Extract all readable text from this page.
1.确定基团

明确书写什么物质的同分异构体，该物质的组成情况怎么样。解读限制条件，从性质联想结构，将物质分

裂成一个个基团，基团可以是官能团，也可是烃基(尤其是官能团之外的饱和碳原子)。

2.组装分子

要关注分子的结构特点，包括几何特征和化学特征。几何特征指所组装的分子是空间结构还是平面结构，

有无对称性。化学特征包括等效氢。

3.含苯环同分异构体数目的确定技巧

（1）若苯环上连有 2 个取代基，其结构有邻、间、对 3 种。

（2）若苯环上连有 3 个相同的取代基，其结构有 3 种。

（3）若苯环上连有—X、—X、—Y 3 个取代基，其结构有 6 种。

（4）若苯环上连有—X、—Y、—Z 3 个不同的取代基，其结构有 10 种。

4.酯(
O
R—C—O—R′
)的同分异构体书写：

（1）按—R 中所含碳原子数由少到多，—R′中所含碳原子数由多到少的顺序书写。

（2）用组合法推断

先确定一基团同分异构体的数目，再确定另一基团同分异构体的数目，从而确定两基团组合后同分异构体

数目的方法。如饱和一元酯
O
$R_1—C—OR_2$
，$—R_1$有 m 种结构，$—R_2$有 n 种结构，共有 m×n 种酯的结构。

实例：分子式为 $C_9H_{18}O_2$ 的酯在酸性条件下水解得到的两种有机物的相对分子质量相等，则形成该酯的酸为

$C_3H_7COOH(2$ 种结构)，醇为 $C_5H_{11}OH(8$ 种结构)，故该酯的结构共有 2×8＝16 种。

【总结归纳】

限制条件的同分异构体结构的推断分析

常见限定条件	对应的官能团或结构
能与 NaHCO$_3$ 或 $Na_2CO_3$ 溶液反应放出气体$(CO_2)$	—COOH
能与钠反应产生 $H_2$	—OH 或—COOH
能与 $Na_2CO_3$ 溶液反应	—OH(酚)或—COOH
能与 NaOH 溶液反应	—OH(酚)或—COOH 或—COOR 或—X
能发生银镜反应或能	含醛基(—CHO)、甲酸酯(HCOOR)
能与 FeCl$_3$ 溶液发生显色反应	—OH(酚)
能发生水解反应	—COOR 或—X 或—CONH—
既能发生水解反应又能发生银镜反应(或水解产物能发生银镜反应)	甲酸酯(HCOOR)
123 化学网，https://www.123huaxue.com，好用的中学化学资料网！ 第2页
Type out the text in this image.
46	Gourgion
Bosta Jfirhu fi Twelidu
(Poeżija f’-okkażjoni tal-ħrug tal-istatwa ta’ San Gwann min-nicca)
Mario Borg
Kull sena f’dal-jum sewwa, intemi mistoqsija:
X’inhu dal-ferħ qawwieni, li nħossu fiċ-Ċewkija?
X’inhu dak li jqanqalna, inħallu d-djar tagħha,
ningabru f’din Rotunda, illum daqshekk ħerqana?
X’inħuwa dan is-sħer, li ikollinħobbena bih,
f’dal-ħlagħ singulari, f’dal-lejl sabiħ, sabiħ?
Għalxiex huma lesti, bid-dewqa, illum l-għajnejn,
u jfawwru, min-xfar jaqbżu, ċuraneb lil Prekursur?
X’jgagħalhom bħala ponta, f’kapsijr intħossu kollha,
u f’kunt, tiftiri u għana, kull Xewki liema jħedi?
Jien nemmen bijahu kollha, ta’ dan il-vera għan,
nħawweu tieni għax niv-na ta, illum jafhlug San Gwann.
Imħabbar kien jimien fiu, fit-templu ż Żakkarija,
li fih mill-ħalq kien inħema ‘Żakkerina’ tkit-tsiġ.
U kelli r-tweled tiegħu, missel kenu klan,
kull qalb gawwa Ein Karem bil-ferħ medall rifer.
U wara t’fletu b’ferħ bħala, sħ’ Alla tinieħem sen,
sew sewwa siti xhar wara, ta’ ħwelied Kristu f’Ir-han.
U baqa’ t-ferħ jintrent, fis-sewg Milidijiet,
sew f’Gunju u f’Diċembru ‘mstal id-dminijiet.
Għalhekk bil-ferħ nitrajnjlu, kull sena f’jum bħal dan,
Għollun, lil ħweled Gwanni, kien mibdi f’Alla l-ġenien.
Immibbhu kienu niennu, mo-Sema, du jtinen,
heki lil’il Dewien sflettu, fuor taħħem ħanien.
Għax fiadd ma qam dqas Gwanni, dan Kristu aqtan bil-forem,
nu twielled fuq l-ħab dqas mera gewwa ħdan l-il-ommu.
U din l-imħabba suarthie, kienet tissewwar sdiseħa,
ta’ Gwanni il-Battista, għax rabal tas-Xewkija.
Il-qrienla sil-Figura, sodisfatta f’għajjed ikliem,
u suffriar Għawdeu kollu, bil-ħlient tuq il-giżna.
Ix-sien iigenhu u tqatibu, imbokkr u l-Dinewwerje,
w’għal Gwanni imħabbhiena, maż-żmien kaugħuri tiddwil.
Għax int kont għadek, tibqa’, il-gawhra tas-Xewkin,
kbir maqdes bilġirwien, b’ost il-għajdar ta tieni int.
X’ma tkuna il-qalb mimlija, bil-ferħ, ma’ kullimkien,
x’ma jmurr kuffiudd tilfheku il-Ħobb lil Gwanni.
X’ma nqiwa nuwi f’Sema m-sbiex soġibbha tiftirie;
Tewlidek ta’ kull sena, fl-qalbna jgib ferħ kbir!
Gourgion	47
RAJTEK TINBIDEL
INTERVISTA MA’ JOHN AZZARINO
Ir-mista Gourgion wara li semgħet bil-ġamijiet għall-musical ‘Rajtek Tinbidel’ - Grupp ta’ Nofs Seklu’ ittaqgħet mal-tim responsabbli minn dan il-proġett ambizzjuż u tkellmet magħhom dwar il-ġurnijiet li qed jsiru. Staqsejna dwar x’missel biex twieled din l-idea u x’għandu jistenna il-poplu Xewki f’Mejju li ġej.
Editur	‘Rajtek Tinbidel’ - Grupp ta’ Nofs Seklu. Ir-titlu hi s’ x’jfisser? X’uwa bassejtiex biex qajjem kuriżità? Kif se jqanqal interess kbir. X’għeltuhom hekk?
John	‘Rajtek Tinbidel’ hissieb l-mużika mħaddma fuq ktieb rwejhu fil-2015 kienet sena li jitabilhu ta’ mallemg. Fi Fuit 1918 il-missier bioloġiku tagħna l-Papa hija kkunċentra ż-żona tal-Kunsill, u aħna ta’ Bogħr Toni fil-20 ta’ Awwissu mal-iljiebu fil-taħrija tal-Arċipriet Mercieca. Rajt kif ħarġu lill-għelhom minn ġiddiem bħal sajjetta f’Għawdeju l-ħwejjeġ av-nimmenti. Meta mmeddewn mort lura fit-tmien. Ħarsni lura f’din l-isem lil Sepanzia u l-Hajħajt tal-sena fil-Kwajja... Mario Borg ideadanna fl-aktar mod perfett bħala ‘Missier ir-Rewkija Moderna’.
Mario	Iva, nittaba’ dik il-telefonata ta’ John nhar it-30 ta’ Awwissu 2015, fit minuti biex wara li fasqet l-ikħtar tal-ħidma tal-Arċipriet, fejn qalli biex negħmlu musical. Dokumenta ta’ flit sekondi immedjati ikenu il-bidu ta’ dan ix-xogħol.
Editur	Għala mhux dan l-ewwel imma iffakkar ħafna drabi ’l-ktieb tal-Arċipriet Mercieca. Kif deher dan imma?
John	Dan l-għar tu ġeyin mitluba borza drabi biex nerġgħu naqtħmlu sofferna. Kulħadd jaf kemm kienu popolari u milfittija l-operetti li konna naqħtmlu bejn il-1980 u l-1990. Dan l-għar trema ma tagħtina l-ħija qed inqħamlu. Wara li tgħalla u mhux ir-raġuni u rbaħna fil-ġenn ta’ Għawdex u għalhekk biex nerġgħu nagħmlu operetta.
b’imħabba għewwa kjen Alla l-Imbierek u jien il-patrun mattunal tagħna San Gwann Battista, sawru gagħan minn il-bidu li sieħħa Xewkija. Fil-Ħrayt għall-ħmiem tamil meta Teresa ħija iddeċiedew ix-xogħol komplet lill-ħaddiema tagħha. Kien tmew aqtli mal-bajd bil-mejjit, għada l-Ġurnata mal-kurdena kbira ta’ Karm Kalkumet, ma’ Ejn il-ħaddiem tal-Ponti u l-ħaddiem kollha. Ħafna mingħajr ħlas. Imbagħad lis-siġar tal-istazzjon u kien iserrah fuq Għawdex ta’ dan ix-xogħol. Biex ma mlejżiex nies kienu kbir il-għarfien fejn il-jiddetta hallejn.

* * * *

Extract each line from the entries above that contains the string "this".

Finished task:
Extract all readable text from this page.
Type out the text in this image.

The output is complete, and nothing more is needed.